GIVEN INSTRUCTION:
Copy out every record below, word for word.

EXERCISE INPUTS:
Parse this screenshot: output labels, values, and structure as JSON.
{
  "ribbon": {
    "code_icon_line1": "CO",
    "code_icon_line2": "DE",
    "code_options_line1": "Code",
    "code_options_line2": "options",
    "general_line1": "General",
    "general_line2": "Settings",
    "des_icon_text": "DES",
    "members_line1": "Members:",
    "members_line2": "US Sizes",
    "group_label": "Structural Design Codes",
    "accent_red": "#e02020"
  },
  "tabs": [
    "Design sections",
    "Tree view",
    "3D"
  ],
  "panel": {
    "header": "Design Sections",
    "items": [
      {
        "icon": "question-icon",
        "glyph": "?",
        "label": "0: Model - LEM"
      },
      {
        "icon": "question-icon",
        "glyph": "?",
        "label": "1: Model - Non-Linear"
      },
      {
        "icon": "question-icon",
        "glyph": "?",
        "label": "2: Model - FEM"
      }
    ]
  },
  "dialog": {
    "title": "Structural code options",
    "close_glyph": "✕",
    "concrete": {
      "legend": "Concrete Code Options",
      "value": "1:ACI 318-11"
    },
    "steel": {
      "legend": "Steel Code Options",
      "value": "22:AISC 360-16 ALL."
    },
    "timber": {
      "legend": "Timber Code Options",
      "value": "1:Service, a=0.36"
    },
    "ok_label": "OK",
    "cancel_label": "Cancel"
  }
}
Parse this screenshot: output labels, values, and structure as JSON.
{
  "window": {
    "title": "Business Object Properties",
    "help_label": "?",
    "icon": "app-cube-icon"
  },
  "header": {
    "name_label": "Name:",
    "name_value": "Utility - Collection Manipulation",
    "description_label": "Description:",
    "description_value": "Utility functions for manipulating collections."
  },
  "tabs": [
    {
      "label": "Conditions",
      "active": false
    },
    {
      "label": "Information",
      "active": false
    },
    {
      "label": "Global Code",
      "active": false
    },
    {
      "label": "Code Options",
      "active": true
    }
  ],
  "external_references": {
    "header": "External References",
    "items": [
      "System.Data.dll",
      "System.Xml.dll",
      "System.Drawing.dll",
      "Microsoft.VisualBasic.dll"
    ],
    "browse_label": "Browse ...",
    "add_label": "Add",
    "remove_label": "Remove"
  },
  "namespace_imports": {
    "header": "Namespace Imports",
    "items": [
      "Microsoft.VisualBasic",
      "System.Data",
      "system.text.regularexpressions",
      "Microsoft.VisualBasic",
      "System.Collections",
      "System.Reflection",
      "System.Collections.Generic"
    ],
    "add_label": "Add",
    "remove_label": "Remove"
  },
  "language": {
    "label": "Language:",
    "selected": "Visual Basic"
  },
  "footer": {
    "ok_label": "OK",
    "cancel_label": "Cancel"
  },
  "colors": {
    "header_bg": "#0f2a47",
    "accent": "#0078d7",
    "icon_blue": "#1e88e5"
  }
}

FINISHED ANSWER:
Parse this screenshot: output labels, values, and structure as JSON.
{
  "ribbon": {
    "code_icon_line1": "CO",
    "code_icon_line2": "DE",
    "code_options_line1": "Code",
    "code_options_line2": "options",
    "general_line1": "General",
    "general_line2": "Settings",
    "des_icon_text": "DES",
    "members_line1": "Members:",
    "members_line2": "US Sizes",
    "group_label": "Structural Design Codes",
    "accent_red": "#e02020"
  },
  "tabs": [
    "Design sections",
    "Tree view",
    "3D"
  ],
  "panel": {
    "header": "Design Sections",
    "items": [
      {
        "icon": "question-icon",
        "glyph": "?",
        "label": "0: Model - LEM"
      },
      {
        "icon": "question-icon",
        "glyph": "?",
        "label": "1: Model - Non-Linear"
      },
      {
        "icon": "question-icon",
        "glyph": "?",
        "label": "2: Model - FEM"
      }
    ]
  },
  "dialog": {
    "title": "Structural code options",
    "close_glyph": "✕",
    "concrete": {
      "legend": "Concrete Code Options",
      "value": "1:ACI 318-11"
    },
    "steel": {
      "legend": "Steel Code Options",
      "value": "22:AISC 360-16 ALL."
    },
    "timber": {
      "legend": "Timber Code Options",
      "value": "1:Service, a=0.36"
    },
    "ok_label": "OK",
    "cancel_label": "Cancel"
  }
}
Parse this screenshot: output labels, values, and structure as JSON.
{
  "window": {
    "title": "Business Object Properties",
    "help_label": "?",
    "icon": "app-cube-icon"
  },
  "header": {
    "name_label": "Name:",
    "name_value": "Utility - Collection Manipulation",
    "description_label": "Description:",
    "description_value": "Utility functions for manipulating collections."
  },
  "tabs": [
    {
      "label": "Conditions",
      "active": false
    },
    {
      "label": "Information",
      "active": false
    },
    {
      "label": "Global Code",
      "active": false
    },
    {
      "label": "Code Options",
      "active": true
    }
  ],
  "external_references": {
    "header": "External References",
    "items": [
      "System.Data.dll",
      "System.Xml.dll",
      "System.Drawing.dll",
      "Microsoft.VisualBasic.dll"
    ],
    "browse_label": "Browse ...",
    "add_label": "Add",
    "remove_label": "Remove"
  },
  "namespace_imports": {
    "header": "Namespace Imports",
    "items": [
      "Microsoft.VisualBasic",
      "System.Data",
      "system.text.regularexpressions",
      "Microsoft.VisualBasic",
      "System.Collections",
      "System.Reflection",
      "System.Collections.Generic"
    ],
    "add_label": "Add",
    "remove_label": "Remove"
  },
  "language": {
    "label": "Language:",
    "selected": "Visual Basic"
  },
  "footer": {
    "ok_label": "OK",
    "cancel_label": "Cancel"
  },
  "colors": {
    "header_bg": "#0f2a47",
    "accent": "#0078d7",
    "icon_blue": "#1e88e5"
  }
}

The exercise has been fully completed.